Exercise objective:
Locate each line in the records containing "Prognose". Copy it.

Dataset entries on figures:

**********

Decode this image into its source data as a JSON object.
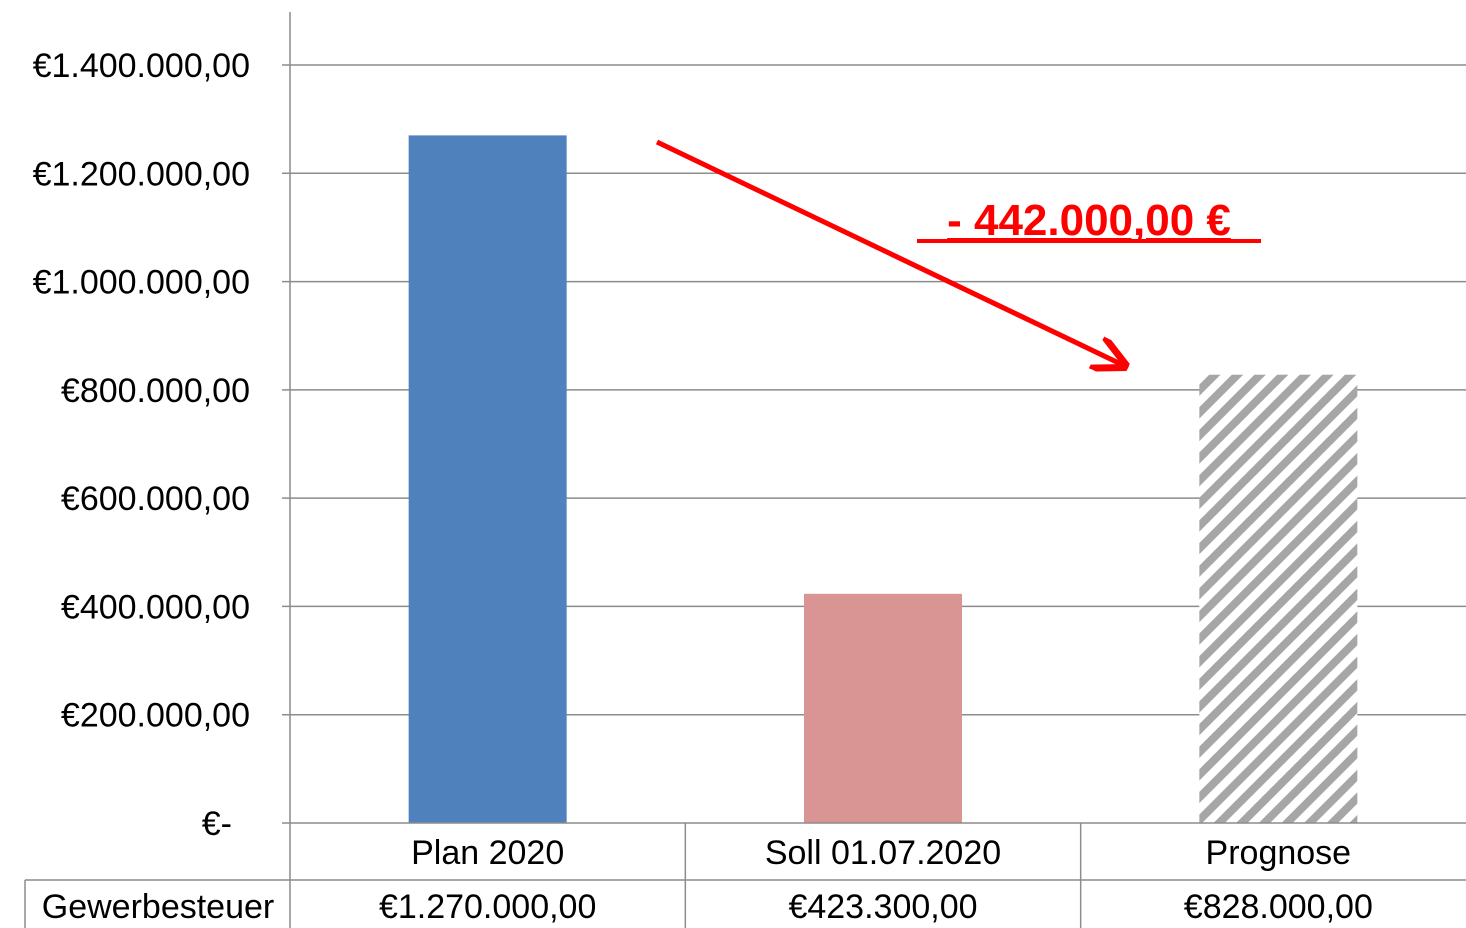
{
  "chart_data": {
    "type": "bar",
    "categories": [
      "Plan 2020",
      "Soll 01.07.2020",
      "Prognose"
    ],
    "series": [
      {
        "name": "Gewerbesteuer",
        "values": [
          1270000,
          423300,
          828000
        ],
        "value_labels": [
          "€1.270.000,00",
          "€423.300,00",
          "€828.000,00"
        ]
      }
    ],
    "bar_colors": [
      "#4f81bd",
      "#d99594",
      "hatched-gray"
    ],
    "y_ticks": [
      0,
      200000,
      400000,
      600000,
      800000,
      1000000,
      1200000,
      1400000
    ],
    "y_tick_labels": [
      "€-",
      "€200.000,00",
      "€400.000,00",
      "€600.000,00",
      "€800.000,00",
      "€1.000.000,00",
      "€1.200.000,00",
      "€1.400.000,00"
    ],
    "ylim": [
      0,
      1400000
    ],
    "grid": true,
    "data_table": true,
    "annotation": {
      "text": "- 442.000,00 €",
      "color": "#ff0000",
      "arrow": "from Plan 2020 down to Prognose"
    }
  }
}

**********

Exercise output:
      "Prognose"
      "arrow": "from Plan 2020 down to Prognose"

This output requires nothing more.